-------- Listing
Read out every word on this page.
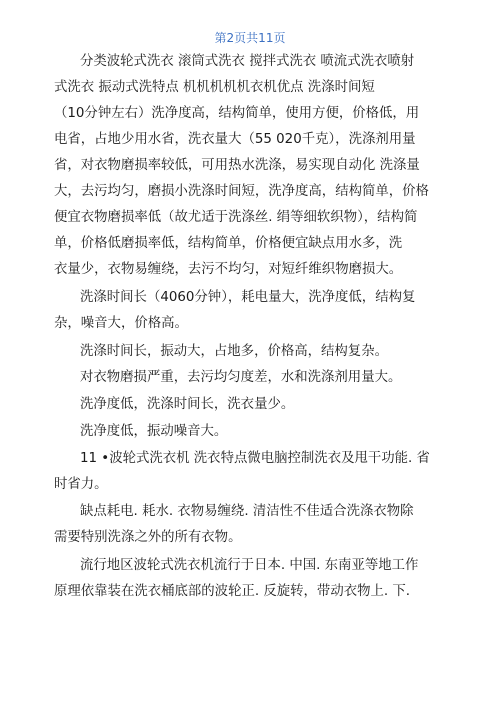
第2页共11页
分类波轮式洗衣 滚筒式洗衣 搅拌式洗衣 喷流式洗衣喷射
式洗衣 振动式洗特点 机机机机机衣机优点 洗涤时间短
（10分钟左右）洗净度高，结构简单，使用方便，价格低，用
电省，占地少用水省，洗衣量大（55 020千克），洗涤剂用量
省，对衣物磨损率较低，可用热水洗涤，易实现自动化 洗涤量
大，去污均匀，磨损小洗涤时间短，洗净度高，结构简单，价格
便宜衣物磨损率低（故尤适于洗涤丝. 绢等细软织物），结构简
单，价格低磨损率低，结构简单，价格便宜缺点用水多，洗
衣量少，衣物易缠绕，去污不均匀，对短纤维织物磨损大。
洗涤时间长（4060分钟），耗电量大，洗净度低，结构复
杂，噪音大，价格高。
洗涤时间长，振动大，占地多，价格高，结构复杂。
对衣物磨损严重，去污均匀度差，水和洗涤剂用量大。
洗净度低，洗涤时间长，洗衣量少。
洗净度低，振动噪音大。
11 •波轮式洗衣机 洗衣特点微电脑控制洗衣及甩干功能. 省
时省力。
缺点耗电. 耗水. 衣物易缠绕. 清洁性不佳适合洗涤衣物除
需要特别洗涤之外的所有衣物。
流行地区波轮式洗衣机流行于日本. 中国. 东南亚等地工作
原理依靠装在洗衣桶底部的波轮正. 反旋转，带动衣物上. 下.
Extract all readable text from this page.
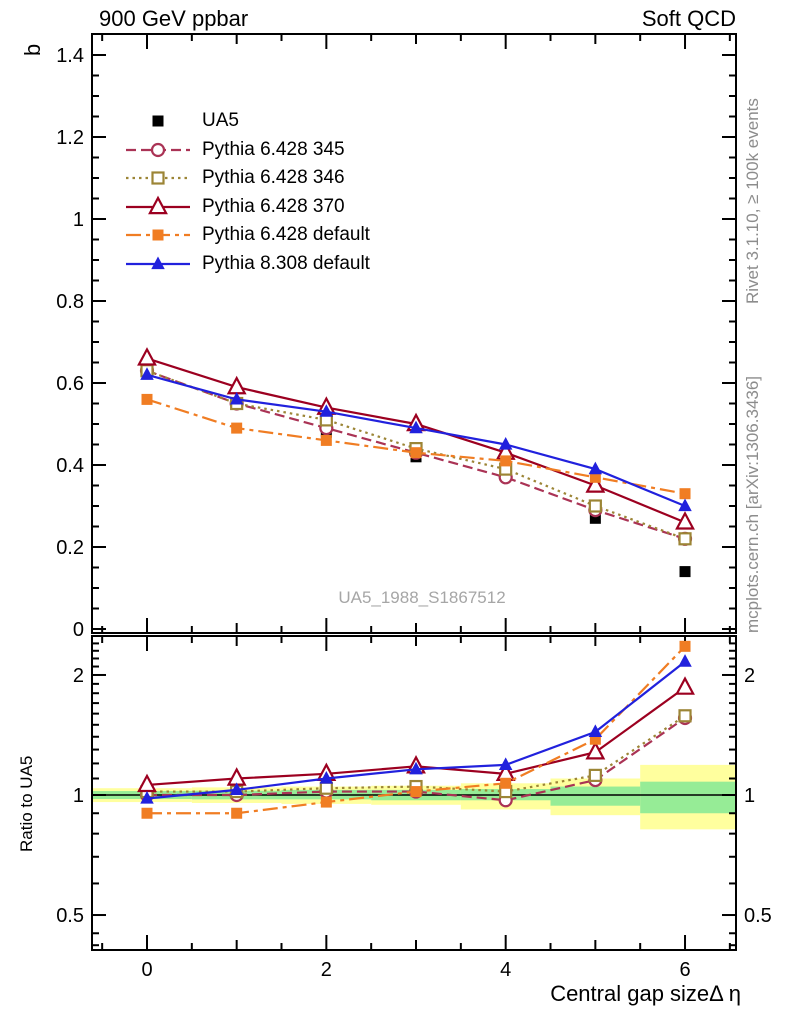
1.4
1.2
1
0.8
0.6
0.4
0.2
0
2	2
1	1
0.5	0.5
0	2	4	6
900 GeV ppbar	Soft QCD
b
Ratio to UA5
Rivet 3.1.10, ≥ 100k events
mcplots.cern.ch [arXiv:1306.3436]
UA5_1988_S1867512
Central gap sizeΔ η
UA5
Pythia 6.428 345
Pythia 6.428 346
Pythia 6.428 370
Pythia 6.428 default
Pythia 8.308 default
----------------
Exactly the lines from the one with "Extract all readable text from this page." through the end of the listing above are to be repeated, with no pictures.

Extract all readable text from this page.
1.4
1.2
1
0.8
0.6
0.4
0.2
0
2	2
1	1
0.5	0.5
0	2	4	6
900 GeV ppbar	Soft QCD
b
Ratio to UA5
Rivet 3.1.10, ≥ 100k events
mcplots.cern.ch [arXiv:1306.3436]
UA5_1988_S1867512
Central gap sizeΔ η
UA5
Pythia 6.428 345
Pythia 6.428 346
Pythia 6.428 370
Pythia 6.428 default
Pythia 8.308 default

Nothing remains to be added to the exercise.